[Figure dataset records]
(begin)
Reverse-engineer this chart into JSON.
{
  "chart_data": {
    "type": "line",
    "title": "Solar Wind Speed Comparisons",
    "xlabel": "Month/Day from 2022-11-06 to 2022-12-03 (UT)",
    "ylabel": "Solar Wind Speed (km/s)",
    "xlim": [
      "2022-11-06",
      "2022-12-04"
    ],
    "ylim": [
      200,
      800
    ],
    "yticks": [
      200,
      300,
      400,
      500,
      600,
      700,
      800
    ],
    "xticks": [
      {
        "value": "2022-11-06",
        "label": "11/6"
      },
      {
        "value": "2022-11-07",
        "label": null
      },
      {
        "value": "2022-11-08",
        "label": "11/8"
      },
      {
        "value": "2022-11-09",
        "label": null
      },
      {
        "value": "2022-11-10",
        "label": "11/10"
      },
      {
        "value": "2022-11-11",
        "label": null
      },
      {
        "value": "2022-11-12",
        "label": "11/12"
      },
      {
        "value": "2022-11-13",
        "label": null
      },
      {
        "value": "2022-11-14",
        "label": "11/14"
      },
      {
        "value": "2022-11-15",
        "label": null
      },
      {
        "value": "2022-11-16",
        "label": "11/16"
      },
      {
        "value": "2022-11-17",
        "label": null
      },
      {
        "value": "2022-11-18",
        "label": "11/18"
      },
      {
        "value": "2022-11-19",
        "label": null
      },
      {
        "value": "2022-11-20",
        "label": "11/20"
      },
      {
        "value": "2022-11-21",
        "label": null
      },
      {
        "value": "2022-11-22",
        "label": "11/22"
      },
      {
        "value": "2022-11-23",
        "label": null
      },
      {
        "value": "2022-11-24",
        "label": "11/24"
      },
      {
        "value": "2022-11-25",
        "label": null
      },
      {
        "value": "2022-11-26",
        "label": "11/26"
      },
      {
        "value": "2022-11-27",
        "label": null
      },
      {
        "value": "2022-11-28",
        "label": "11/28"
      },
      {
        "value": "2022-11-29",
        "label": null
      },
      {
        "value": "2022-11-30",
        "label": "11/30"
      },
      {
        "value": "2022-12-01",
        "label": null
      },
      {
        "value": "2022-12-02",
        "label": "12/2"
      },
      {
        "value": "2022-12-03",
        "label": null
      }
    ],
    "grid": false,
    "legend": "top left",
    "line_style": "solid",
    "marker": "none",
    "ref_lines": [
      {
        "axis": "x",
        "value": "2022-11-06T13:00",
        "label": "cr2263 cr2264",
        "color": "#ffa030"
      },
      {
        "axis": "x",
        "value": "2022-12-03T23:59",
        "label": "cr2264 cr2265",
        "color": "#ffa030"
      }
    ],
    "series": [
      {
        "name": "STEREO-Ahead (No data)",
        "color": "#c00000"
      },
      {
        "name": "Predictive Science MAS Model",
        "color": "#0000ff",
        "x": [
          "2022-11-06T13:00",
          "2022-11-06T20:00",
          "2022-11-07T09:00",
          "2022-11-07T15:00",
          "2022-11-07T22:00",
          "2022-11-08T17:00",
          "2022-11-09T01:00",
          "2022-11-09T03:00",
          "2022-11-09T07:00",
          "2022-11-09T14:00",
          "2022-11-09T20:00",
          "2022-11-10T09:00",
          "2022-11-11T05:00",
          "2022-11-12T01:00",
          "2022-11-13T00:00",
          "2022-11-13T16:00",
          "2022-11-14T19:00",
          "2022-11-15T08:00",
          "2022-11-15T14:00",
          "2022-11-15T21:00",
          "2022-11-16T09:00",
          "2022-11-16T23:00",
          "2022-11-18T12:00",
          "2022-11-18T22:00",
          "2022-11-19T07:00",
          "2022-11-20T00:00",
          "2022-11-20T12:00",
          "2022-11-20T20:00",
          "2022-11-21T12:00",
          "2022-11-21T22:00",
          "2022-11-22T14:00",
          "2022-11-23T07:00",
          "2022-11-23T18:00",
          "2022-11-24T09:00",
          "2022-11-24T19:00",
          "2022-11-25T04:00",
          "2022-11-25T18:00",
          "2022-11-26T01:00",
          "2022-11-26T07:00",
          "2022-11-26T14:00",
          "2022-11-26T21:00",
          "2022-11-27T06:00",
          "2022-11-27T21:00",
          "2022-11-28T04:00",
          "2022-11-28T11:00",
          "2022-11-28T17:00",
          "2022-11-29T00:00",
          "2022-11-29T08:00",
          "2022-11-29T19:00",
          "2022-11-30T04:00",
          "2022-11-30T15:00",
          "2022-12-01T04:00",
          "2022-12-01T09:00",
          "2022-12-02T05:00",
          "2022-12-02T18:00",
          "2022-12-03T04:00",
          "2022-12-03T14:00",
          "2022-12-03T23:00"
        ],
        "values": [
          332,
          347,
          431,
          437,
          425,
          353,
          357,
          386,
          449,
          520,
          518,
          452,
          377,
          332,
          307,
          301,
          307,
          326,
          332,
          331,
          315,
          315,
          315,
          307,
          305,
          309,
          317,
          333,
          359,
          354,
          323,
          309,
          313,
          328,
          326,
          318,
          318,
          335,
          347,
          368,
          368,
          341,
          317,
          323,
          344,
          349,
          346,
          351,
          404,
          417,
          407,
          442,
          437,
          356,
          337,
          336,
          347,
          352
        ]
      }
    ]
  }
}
(end)
The exercise:
Print the material once more, exactly.

Expected answer:
Reverse-engineer this chart into JSON.
{
  "chart_data": {
    "type": "line",
    "title": "Solar Wind Speed Comparisons",
    "xlabel": "Month/Day from 2022-11-06 to 2022-12-03 (UT)",
    "ylabel": "Solar Wind Speed (km/s)",
    "xlim": [
      "2022-11-06",
      "2022-12-04"
    ],
    "ylim": [
      200,
      800
    ],
    "yticks": [
      200,
      300,
      400,
      500,
      600,
      700,
      800
    ],
    "xticks": [
      {
        "value": "2022-11-06",
        "label": "11/6"
      },
      {
        "value": "2022-11-07",
        "label": null
      },
      {
        "value": "2022-11-08",
        "label": "11/8"
      },
      {
        "value": "2022-11-09",
        "label": null
      },
      {
        "value": "2022-11-10",
        "label": "11/10"
      },
      {
        "value": "2022-11-11",
        "label": null
      },
      {
        "value": "2022-11-12",
        "label": "11/12"
      },
      {
        "value": "2022-11-13",
        "label": null
      },
      {
        "value": "2022-11-14",
        "label": "11/14"
      },
      {
        "value": "2022-11-15",
        "label": null
      },
      {
        "value": "2022-11-16",
        "label": "11/16"
      },
      {
        "value": "2022-11-17",
        "label": null
      },
      {
        "value": "2022-11-18",
        "label": "11/18"
      },
      {
        "value": "2022-11-19",
        "label": null
      },
      {
        "value": "2022-11-20",
        "label": "11/20"
      },
      {
        "value": "2022-11-21",
        "label": null
      },
      {
        "value": "2022-11-22",
        "label": "11/22"
      },
      {
        "value": "2022-11-23",
        "label": null
      },
      {
        "value": "2022-11-24",
        "label": "11/24"
      },
      {
        "value": "2022-11-25",
        "label": null
      },
      {
        "value": "2022-11-26",
        "label": "11/26"
      },
      {
        "value": "2022-11-27",
        "label": null
      },
      {
        "value": "2022-11-28",
        "label": "11/28"
      },
      {
        "value": "2022-11-29",
        "label": null
      },
      {
        "value": "2022-11-30",
        "label": "11/30"
      },
      {
        "value": "2022-12-01",
        "label": null
      },
      {
        "value": "2022-12-02",
        "label": "12/2"
      },
      {
        "value": "2022-12-03",
        "label": null
      }
    ],
    "grid": false,
    "legend": "top left",
    "line_style": "solid",
    "marker": "none",
    "ref_lines": [
      {
        "axis": "x",
        "value": "2022-11-06T13:00",
        "label": "cr2263 cr2264",
        "color": "#ffa030"
      },
      {
        "axis": "x",
        "value": "2022-12-03T23:59",
        "label": "cr2264 cr2265",
        "color": "#ffa030"
      }
    ],
    "series": [
      {
        "name": "STEREO-Ahead (No data)",
        "color": "#c00000"
      },
      {
        "name": "Predictive Science MAS Model",
        "color": "#0000ff",
        "x": [
          "2022-11-06T13:00",
          "2022-11-06T20:00",
          "2022-11-07T09:00",
          "2022-11-07T15:00",
          "2022-11-07T22:00",
          "2022-11-08T17:00",
          "2022-11-09T01:00",
          "2022-11-09T03:00",
          "2022-11-09T07:00",
          "2022-11-09T14:00",
          "2022-11-09T20:00",
          "2022-11-10T09:00",
          "2022-11-11T05:00",
          "2022-11-12T01:00",
          "2022-11-13T00:00",
          "2022-11-13T16:00",
          "2022-11-14T19:00",
          "2022-11-15T08:00",
          "2022-11-15T14:00",
          "2022-11-15T21:00",
          "2022-11-16T09:00",
          "2022-11-16T23:00",
          "2022-11-18T12:00",
          "2022-11-18T22:00",
          "2022-11-19T07:00",
          "2022-11-20T00:00",
          "2022-11-20T12:00",
          "2022-11-20T20:00",
          "2022-11-21T12:00",
          "2022-11-21T22:00",
          "2022-11-22T14:00",
          "2022-11-23T07:00",
          "2022-11-23T18:00",
          "2022-11-24T09:00",
          "2022-11-24T19:00",
          "2022-11-25T04:00",
          "2022-11-25T18:00",
          "2022-11-26T01:00",
          "2022-11-26T07:00",
          "2022-11-26T14:00",
          "2022-11-26T21:00",
          "2022-11-27T06:00",
          "2022-11-27T21:00",
          "2022-11-28T04:00",
          "2022-11-28T11:00",
          "2022-11-28T17:00",
          "2022-11-29T00:00",
          "2022-11-29T08:00",
          "2022-11-29T19:00",
          "2022-11-30T04:00",
          "2022-11-30T15:00",
          "2022-12-01T04:00",
          "2022-12-01T09:00",
          "2022-12-02T05:00",
          "2022-12-02T18:00",
          "2022-12-03T04:00",
          "2022-12-03T14:00",
          "2022-12-03T23:00"
        ],
        "values": [
          332,
          347,
          431,
          437,
          425,
          353,
          357,
          386,
          449,
          520,
          518,
          452,
          377,
          332,
          307,
          301,
          307,
          326,
          332,
          331,
          315,
          315,
          315,
          307,
          305,
          309,
          317,
          333,
          359,
          354,
          323,
          309,
          313,
          328,
          326,
          318,
          318,
          335,
          347,
          368,
          368,
          341,
          317,
          323,
          344,
          349,
          346,
          351,
          404,
          417,
          407,
          442,
          437,
          356,
          337,
          336,
          347,
          352
        ]
      }
    ]
  }
}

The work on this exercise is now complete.